#### ENTRIES SUPPLIED

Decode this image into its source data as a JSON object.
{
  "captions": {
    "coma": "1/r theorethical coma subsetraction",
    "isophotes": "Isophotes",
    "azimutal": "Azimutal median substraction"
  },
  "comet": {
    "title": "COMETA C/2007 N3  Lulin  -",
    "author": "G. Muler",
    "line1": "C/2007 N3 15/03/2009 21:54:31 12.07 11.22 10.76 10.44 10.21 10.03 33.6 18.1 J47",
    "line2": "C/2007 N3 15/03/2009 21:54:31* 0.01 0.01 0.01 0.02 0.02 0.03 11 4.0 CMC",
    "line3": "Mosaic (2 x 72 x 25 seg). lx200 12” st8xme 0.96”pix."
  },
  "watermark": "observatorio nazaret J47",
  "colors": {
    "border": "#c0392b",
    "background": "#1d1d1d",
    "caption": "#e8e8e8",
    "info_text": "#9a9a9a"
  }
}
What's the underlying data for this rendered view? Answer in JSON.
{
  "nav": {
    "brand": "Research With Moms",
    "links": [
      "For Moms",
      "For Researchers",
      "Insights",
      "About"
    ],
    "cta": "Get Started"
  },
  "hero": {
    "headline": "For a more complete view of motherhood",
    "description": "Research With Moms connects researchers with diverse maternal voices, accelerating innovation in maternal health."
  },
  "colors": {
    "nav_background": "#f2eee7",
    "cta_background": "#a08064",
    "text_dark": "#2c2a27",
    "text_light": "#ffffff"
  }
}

########

PROMPT
Exactly as written, give again every line from the one containing "What's the underlying" through the last line of the material above, and no other lines.

RESPONSE FOR THIS EXERCISE
What's the underlying data for this rendered view? Answer in JSON.
{
  "nav": {
    "brand": "Research With Moms",
    "links": [
      "For Moms",
      "For Researchers",
      "Insights",
      "About"
    ],
    "cta": "Get Started"
  },
  "hero": {
    "headline": "For a more complete view of motherhood",
    "description": "Research With Moms connects researchers with diverse maternal voices, accelerating innovation in maternal health."
  },
  "colors": {
    "nav_background": "#f2eee7",
    "cta_background": "#a08064",
    "text_dark": "#2c2a27",
    "text_light": "#ffffff"
  }
}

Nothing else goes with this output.